[Dataset extract]
══════════════════════════════
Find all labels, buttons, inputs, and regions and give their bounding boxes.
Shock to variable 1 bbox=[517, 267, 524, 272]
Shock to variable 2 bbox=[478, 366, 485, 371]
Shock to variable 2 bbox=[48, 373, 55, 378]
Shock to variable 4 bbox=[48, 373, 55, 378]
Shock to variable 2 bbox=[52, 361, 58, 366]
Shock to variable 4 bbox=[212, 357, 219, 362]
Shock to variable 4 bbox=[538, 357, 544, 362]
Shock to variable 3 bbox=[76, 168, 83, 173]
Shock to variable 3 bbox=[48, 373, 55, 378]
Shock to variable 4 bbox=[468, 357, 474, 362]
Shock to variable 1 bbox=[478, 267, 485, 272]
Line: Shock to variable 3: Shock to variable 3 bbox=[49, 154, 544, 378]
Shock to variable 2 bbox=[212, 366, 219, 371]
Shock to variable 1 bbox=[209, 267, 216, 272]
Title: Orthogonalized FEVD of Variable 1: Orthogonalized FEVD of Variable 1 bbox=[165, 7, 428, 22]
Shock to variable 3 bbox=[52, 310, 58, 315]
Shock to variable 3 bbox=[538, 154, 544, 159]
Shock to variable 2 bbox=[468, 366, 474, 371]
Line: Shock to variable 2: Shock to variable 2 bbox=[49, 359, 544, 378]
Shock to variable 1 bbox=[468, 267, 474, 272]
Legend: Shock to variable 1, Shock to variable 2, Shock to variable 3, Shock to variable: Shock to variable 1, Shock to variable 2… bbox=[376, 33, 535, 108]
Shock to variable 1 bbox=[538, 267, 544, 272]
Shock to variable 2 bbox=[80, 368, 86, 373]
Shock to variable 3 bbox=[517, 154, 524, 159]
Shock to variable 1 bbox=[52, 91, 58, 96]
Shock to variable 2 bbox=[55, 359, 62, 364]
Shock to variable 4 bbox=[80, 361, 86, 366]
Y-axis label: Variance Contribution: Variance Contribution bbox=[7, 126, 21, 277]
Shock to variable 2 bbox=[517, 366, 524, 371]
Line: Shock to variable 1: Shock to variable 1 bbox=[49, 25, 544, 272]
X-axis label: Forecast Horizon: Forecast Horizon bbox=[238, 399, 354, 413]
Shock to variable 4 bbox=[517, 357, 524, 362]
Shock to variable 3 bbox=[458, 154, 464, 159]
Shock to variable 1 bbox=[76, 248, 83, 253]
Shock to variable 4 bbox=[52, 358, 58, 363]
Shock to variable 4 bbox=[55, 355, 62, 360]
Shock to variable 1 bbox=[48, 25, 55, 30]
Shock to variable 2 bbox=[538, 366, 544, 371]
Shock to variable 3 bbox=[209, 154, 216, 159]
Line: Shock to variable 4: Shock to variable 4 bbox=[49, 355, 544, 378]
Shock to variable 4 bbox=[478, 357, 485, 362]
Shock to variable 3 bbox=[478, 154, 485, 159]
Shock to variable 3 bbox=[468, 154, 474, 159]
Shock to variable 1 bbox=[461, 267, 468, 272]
══════════════════════════════
[Aim] Can you write out every line of the items above, character for character, with nothing changed, added, or left out?

[Problem solution]
Find all labels, buttons, inputs, and regions and give their bounding boxes.
Shock to variable 1 bbox=[517, 267, 524, 272]
Shock to variable 2 bbox=[478, 366, 485, 371]
Shock to variable 2 bbox=[48, 373, 55, 378]
Shock to variable 4 bbox=[48, 373, 55, 378]
Shock to variable 2 bbox=[52, 361, 58, 366]
Shock to variable 4 bbox=[212, 357, 219, 362]
Shock to variable 4 bbox=[538, 357, 544, 362]
Shock to variable 3 bbox=[76, 168, 83, 173]
Shock to variable 3 bbox=[48, 373, 55, 378]
Shock to variable 4 bbox=[468, 357, 474, 362]
Shock to variable 1 bbox=[478, 267, 485, 272]
Line: Shock to variable 3: Shock to variable 3 bbox=[49, 154, 544, 378]
Shock to variable 2 bbox=[212, 366, 219, 371]
Shock to variable 1 bbox=[209, 267, 216, 272]
Title: Orthogonalized FEVD of Variable 1: Orthogonalized FEVD of Variable 1 bbox=[165, 7, 428, 22]
Shock to variable 3 bbox=[52, 310, 58, 315]
Shock to variable 3 bbox=[538, 154, 544, 159]
Shock to variable 2 bbox=[468, 366, 474, 371]
Line: Shock to variable 2: Shock to variable 2 bbox=[49, 359, 544, 378]
Shock to variable 1 bbox=[468, 267, 474, 272]
Legend: Shock to variable 1, Shock to variable 2, Shock to variable 3, Shock to variable: Shock to variable 1, Shock to variable 2… bbox=[376, 33, 535, 108]
Shock to variable 1 bbox=[538, 267, 544, 272]
Shock to variable 2 bbox=[80, 368, 86, 373]
Shock to variable 3 bbox=[517, 154, 524, 159]
Shock to variable 1 bbox=[52, 91, 58, 96]
Shock to variable 2 bbox=[55, 359, 62, 364]
Shock to variable 4 bbox=[80, 361, 86, 366]
Y-axis label: Variance Contribution: Variance Contribution bbox=[7, 126, 21, 277]
Shock to variable 2 bbox=[517, 366, 524, 371]
Line: Shock to variable 1: Shock to variable 1 bbox=[49, 25, 544, 272]
X-axis label: Forecast Horizon: Forecast Horizon bbox=[238, 399, 354, 413]
Shock to variable 4 bbox=[517, 357, 524, 362]
Shock to variable 3 bbox=[458, 154, 464, 159]
Shock to variable 1 bbox=[76, 248, 83, 253]
Shock to variable 4 bbox=[52, 358, 58, 363]
Shock to variable 4 bbox=[55, 355, 62, 360]
Shock to variable 1 bbox=[48, 25, 55, 30]
Shock to variable 2 bbox=[538, 366, 544, 371]
Shock to variable 3 bbox=[209, 154, 216, 159]
Line: Shock to variable 4: Shock to variable 4 bbox=[49, 355, 544, 378]
Shock to variable 4 bbox=[478, 357, 485, 362]
Shock to variable 3 bbox=[478, 154, 485, 159]
Shock to variable 3 bbox=[468, 154, 474, 159]
Shock to variable 1 bbox=[461, 267, 468, 272]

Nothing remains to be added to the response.